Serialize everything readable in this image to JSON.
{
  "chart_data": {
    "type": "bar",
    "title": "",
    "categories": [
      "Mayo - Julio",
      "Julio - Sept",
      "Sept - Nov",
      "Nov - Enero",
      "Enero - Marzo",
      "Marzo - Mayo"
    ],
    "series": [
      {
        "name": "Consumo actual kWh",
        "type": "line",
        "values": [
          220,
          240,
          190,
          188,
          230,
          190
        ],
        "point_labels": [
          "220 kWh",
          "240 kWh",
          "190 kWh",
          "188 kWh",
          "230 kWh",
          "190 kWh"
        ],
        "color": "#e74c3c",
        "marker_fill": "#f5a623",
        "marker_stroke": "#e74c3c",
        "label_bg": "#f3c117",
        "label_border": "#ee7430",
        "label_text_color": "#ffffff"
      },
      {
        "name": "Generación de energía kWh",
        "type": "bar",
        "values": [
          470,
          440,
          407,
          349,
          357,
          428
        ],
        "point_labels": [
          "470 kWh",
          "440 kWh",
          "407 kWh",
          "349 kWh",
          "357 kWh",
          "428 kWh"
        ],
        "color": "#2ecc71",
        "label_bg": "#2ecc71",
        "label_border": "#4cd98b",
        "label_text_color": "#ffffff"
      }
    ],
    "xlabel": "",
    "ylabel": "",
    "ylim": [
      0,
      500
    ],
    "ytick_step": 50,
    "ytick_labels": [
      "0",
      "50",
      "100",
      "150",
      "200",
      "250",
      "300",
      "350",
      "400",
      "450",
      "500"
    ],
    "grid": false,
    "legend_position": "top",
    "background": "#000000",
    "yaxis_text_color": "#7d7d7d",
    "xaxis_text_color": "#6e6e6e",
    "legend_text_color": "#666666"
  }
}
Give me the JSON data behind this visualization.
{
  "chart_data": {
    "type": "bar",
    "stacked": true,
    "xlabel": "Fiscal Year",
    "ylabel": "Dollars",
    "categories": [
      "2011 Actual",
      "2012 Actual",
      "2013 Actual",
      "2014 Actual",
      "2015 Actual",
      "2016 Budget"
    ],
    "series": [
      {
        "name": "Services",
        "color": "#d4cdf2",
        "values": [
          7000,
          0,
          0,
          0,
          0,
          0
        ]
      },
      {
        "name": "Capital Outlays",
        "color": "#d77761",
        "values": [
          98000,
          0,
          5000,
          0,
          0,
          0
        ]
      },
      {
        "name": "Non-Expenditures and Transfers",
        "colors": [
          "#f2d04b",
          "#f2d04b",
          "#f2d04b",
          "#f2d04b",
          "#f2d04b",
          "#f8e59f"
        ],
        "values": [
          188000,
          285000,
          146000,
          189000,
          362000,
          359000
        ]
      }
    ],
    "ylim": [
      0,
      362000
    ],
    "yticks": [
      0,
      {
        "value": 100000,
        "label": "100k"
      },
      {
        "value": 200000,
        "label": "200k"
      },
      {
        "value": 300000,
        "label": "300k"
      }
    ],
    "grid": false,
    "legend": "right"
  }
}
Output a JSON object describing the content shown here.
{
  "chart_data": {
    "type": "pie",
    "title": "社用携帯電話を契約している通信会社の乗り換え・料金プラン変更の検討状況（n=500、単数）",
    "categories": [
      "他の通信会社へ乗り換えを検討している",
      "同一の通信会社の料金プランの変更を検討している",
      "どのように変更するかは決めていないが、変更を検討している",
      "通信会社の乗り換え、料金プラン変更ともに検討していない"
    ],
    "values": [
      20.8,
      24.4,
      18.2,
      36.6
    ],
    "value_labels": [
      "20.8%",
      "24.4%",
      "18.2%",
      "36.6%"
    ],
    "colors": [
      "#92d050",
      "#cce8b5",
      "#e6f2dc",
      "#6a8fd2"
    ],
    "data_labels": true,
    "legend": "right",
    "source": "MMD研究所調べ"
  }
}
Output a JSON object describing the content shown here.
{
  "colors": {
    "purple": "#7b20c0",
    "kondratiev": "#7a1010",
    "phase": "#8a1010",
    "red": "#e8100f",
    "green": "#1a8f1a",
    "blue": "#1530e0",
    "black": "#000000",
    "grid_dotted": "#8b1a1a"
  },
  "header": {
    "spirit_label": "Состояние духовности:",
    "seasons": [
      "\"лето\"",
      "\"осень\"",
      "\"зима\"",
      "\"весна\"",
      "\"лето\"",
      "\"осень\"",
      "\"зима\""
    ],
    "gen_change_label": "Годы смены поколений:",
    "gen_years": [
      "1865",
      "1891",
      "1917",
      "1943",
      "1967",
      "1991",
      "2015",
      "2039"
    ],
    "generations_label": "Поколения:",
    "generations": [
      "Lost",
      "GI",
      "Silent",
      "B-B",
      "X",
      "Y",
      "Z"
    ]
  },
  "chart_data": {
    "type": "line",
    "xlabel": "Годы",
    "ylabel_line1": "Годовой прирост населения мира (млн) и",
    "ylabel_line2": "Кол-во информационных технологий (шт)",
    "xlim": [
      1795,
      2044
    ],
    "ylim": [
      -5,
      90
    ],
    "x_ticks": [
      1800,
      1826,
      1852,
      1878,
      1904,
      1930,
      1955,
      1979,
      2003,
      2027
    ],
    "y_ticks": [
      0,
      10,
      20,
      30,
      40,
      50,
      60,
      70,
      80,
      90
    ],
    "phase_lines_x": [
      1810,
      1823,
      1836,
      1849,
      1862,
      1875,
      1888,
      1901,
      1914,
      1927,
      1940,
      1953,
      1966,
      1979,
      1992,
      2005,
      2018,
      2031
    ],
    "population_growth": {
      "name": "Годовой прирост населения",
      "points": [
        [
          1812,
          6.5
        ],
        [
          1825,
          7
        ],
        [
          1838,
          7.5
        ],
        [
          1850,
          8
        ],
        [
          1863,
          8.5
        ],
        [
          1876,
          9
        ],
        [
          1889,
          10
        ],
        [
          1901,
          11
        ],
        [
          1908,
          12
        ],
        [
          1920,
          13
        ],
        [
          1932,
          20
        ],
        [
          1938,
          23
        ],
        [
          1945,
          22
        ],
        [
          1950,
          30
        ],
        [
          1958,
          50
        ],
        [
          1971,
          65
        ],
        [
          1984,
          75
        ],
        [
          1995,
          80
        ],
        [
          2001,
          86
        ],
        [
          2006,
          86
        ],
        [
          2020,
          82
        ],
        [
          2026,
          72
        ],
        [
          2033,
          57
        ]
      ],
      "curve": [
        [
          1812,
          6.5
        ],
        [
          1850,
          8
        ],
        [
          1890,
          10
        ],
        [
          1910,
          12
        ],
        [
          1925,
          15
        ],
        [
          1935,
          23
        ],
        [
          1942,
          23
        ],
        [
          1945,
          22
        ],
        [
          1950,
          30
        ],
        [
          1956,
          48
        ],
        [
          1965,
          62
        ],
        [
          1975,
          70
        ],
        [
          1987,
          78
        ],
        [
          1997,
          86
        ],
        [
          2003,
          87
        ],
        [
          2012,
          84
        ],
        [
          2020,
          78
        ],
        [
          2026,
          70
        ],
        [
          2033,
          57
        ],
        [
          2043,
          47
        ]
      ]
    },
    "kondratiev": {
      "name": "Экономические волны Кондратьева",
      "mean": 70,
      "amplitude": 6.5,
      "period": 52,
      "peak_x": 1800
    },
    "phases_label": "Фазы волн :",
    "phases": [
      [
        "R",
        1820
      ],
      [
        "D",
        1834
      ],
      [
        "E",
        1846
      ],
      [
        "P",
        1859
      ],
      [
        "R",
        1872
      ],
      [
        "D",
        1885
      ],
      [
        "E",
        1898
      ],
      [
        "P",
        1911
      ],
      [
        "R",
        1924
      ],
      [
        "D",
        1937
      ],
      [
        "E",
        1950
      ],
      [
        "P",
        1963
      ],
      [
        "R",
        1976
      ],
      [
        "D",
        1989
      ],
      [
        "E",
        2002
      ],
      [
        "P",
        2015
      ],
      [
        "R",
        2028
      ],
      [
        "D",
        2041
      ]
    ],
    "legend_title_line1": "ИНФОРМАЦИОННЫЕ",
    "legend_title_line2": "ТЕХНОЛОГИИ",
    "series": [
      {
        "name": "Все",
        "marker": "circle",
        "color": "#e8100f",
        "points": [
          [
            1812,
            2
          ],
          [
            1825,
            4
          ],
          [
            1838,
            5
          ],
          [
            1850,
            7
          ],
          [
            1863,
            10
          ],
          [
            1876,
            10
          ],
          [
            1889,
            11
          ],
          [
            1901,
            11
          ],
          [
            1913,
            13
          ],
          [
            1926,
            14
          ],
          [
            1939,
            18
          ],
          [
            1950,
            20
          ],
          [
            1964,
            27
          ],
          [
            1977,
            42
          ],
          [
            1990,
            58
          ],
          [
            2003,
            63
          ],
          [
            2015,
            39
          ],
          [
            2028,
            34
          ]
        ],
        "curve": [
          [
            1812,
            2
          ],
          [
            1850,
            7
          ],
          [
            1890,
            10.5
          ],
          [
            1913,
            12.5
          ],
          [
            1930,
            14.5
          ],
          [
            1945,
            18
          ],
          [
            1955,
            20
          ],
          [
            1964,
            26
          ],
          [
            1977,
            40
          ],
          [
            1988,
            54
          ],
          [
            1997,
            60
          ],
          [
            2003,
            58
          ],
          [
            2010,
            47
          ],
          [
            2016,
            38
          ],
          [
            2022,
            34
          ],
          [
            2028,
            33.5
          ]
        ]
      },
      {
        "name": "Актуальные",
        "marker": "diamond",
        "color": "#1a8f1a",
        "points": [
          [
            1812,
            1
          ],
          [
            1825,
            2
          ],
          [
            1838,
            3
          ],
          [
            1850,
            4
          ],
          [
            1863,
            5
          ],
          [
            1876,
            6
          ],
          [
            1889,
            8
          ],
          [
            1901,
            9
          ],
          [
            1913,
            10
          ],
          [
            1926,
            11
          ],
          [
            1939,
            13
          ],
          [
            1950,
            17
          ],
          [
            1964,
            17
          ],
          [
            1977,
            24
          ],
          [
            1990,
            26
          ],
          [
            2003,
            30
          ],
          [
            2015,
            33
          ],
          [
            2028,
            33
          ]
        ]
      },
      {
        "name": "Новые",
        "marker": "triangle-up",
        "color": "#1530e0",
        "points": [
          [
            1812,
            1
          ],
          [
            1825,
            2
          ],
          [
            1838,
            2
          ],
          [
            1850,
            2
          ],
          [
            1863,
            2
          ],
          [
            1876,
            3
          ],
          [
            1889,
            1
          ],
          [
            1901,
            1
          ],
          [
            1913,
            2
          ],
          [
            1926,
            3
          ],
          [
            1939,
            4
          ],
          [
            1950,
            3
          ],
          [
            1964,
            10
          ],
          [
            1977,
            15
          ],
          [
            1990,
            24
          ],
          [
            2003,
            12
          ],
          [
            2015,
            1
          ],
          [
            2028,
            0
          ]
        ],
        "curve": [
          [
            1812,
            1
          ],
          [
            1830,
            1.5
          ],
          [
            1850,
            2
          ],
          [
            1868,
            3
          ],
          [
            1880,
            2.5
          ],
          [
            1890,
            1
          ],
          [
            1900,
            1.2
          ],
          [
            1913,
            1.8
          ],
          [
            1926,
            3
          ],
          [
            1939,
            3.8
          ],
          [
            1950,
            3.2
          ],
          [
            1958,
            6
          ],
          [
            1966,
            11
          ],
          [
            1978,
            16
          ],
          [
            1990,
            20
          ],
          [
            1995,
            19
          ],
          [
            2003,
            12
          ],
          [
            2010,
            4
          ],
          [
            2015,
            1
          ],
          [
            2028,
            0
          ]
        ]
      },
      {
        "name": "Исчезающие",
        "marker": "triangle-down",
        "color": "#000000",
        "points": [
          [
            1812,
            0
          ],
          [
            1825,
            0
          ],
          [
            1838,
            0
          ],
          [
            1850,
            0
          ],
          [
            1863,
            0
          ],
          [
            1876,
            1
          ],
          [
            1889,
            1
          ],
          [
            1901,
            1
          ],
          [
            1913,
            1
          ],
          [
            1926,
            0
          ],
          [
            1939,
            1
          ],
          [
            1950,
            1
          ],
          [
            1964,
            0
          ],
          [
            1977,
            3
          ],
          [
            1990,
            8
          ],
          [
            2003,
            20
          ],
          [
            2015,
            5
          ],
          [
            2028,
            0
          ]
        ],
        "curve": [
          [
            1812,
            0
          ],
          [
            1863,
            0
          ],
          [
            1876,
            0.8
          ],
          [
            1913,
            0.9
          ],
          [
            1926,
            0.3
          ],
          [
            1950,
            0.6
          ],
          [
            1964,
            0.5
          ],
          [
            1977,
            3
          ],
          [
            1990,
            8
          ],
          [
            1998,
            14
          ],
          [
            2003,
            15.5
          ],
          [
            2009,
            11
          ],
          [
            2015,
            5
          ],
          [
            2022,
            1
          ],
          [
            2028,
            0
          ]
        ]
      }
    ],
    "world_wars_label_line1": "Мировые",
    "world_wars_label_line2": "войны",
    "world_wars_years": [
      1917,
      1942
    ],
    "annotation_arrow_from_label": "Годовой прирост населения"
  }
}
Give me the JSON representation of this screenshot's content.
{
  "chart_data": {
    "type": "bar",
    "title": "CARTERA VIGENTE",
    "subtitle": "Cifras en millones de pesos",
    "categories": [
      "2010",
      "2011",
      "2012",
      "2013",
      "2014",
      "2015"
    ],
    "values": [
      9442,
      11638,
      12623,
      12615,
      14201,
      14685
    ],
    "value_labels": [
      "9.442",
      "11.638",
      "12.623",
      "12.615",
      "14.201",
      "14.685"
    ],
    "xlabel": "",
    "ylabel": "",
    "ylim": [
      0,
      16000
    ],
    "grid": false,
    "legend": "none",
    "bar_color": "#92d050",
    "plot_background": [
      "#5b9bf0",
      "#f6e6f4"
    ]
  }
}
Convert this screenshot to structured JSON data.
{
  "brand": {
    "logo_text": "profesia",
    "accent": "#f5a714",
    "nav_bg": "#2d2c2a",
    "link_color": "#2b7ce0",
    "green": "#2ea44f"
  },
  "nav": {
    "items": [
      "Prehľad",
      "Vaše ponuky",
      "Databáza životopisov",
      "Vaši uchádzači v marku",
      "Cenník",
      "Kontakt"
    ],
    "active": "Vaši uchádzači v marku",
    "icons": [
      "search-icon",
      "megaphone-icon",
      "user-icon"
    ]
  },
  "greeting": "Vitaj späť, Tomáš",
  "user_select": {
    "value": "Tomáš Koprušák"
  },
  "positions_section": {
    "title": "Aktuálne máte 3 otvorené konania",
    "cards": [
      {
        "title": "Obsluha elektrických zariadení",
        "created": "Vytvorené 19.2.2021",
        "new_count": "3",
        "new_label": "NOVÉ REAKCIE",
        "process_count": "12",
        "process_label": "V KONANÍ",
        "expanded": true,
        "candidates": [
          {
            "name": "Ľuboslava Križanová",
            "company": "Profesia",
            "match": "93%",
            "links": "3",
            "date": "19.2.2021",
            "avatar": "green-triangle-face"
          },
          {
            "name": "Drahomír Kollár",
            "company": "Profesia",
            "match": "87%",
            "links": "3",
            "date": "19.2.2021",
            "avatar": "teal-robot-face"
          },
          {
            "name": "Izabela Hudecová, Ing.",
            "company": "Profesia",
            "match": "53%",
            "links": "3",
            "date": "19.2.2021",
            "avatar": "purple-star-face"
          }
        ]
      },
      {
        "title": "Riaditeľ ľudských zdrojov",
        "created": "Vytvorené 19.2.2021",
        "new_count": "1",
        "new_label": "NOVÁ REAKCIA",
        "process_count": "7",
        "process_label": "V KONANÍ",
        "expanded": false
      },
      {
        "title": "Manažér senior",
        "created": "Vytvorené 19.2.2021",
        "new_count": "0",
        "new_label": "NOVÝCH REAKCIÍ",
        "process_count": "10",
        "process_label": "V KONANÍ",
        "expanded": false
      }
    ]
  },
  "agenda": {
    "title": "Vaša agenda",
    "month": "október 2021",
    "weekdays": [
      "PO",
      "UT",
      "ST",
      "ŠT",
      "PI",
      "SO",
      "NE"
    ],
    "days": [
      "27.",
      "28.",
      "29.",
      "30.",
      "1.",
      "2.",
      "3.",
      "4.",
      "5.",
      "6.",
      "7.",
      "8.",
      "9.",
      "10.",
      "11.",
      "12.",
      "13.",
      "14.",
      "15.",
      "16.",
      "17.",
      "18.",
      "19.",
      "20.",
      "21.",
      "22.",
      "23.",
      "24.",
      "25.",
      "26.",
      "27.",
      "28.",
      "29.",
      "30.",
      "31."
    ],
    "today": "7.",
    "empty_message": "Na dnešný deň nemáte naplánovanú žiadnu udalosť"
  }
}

________________________

Copy out every line of the listing that includes the string "triangle".

        "marker": "triangle-up",
        "marker": "triangle-down",
            "avatar": "green-triangle-face"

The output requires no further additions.